Records for processing:
-------------------------

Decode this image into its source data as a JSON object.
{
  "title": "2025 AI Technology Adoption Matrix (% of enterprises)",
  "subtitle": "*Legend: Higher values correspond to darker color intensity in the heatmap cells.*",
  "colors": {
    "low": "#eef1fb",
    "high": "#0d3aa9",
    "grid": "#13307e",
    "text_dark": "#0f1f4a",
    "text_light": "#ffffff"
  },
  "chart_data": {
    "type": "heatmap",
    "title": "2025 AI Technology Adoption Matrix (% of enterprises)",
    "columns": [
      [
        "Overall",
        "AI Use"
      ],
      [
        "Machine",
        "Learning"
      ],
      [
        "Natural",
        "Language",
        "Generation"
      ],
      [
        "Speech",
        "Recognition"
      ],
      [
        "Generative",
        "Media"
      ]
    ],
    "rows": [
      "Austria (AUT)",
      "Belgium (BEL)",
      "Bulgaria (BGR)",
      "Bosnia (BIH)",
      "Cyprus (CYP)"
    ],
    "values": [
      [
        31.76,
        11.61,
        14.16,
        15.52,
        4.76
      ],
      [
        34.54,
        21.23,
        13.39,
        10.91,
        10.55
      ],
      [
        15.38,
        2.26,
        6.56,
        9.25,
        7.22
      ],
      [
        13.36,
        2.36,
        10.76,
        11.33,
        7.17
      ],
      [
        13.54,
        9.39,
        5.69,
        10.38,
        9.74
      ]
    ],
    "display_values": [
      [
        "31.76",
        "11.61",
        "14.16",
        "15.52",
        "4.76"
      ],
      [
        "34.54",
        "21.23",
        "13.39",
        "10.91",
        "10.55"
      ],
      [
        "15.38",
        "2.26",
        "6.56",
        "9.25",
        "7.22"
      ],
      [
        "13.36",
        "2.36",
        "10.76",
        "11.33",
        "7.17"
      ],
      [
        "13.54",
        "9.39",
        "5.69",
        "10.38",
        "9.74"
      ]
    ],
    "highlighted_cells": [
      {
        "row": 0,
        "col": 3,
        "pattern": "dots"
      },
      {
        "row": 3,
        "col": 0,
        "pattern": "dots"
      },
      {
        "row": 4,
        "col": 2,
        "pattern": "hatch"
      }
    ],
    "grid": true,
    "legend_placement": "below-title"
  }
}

-------------------------

Task statement: All lines that contain the word "Matrix" must be copied from the records above.

Exercise result:
  "title": "2025 AI Technology Adoption Matrix (% of enterprises)",
    "title": "2025 AI Technology Adoption Matrix (% of enterprises)",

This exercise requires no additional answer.